Your objective:
Find every line with "this" in it, then report how many there are and nothing more.

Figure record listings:
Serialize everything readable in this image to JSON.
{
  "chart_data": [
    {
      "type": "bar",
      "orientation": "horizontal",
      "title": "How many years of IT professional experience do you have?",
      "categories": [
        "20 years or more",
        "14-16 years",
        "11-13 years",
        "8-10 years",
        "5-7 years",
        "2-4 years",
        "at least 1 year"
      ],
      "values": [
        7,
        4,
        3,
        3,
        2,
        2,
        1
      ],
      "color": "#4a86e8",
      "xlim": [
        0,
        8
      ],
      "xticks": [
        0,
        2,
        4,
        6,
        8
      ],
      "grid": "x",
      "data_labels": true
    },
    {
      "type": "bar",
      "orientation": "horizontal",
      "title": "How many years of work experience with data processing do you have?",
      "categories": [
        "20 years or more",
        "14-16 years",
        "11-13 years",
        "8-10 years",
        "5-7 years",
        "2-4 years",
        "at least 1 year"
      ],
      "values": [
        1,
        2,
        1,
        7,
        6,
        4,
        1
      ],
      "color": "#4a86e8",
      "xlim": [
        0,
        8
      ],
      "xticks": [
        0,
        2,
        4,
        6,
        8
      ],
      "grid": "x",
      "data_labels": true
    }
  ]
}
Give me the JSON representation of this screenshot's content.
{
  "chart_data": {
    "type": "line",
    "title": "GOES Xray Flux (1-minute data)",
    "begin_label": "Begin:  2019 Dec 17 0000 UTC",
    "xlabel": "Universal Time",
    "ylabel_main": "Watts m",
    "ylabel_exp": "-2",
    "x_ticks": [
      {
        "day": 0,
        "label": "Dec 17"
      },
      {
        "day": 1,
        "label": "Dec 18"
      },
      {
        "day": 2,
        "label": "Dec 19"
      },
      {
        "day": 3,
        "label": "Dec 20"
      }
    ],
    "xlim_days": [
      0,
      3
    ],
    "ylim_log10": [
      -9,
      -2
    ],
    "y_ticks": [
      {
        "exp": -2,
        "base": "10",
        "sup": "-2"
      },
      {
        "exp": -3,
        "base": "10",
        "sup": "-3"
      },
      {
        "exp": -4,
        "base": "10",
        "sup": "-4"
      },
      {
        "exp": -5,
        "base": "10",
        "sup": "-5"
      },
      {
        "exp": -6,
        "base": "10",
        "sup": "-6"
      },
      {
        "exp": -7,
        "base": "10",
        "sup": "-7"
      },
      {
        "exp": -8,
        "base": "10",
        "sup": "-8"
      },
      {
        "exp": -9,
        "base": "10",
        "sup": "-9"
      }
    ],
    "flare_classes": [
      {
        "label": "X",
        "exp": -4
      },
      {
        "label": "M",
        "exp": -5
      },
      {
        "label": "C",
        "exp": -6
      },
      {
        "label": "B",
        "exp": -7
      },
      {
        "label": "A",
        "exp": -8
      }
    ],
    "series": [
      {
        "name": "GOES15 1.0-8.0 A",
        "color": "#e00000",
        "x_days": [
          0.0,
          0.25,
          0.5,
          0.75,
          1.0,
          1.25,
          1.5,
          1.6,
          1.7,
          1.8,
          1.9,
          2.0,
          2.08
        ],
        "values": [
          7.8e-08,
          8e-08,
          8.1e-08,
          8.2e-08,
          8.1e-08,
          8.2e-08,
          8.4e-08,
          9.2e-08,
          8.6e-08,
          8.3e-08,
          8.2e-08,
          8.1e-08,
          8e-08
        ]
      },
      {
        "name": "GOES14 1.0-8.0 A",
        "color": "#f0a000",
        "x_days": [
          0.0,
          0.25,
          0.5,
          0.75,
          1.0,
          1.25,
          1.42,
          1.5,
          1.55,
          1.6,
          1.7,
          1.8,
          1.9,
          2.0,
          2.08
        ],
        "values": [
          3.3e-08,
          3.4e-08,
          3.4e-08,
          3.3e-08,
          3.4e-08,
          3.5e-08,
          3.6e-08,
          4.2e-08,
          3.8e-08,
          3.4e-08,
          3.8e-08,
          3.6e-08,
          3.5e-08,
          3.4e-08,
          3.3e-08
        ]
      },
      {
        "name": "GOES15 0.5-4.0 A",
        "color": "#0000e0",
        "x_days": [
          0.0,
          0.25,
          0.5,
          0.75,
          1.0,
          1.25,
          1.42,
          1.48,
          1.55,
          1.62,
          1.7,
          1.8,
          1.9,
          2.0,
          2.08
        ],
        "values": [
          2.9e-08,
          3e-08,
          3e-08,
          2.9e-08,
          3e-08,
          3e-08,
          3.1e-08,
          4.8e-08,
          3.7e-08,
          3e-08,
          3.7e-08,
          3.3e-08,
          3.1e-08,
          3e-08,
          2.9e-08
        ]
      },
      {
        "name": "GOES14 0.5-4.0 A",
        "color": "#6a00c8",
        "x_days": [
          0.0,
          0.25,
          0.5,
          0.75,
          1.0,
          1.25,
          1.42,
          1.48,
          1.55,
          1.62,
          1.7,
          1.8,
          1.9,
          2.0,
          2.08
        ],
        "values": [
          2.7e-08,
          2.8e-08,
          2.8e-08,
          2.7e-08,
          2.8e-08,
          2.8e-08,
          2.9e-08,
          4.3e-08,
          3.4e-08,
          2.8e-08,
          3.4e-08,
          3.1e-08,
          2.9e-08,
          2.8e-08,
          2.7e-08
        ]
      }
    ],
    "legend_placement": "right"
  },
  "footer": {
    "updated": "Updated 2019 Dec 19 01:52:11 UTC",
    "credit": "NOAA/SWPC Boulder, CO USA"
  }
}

The output:
2